Records for this task:
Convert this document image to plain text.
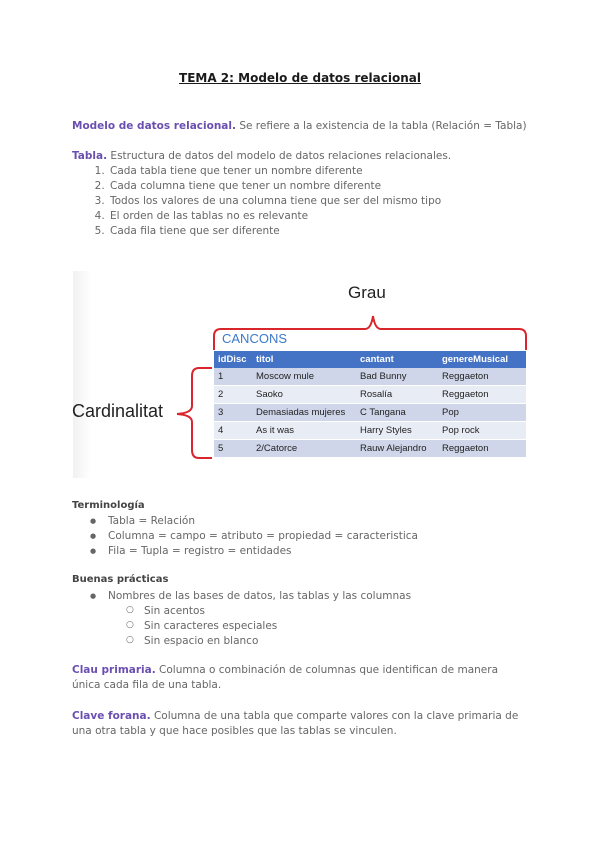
TEMA 2: Modelo de datos relacional
Modelo de datos relacional. Se refiere a la existencia de la tabla (Relación = Tabla)
Tabla. Estructura de datos del modelo de datos relaciones relacionales.
1. Cada tabla tiene que tener un nombre diferente
2. Cada columna tiene que tener un nombre diferente
3. Todos los valores de una columna tiene que ser del mismo tipo
4. El orden de las tablas no es relevante
5. Cada fila tiene que ser diferente
Grau
Cardinalitat
CANCONS
idDisc	titol	cantant	genereMusical
1	Moscow mule	Bad Bunny	Reggaeton
2	Saoko	Rosalía	Reggaeton
3	Demasiadas mujeres	C Tangana	Pop
4	As it was	Harry Styles	Pop rock
5	2/Catorce	Rauw Alejandro	Reggaeton
Terminología
● Tabla = Relación
● Columna = campo = atributo = propiedad = caracteristica
● Fila = Tupla = registro = entidades
Buenas prácticas
● Nombres de las bases de datos, las tablas y las columnas
○ Sin acentos
○ Sin caracteres especiales
○ Sin espacio en blanco
Clau primaria. Columna o combinación de columnas que identifican de manera única cada fila de una tabla.
Clave forana. Columna de una tabla que comparte valores con la clave primaria de una otra tabla y que hace posibles que las tablas se vinculen.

Directive: Take each line containing the string "tener" and copy it out.

Worked solution:
1. Cada tabla tiene que tener un nombre diferente
2. Cada columna tiene que tener un nombre diferente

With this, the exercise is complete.